--- start of Data listing ---
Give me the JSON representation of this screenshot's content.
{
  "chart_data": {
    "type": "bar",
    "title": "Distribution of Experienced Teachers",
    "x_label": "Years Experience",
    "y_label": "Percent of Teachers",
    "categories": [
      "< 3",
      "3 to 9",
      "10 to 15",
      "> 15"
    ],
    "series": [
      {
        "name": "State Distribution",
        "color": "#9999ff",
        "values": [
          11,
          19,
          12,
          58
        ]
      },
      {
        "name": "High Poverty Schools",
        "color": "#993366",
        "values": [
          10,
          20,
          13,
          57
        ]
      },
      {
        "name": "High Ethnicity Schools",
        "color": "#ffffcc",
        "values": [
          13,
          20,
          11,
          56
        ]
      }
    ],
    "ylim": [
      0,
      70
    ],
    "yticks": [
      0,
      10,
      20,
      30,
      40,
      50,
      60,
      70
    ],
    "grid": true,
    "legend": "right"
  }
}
--- end of Data listing ---
Take every line from the data that contains the word "Schools".

        "name": "High Poverty Schools",
        "name": "High Ethnicity Schools",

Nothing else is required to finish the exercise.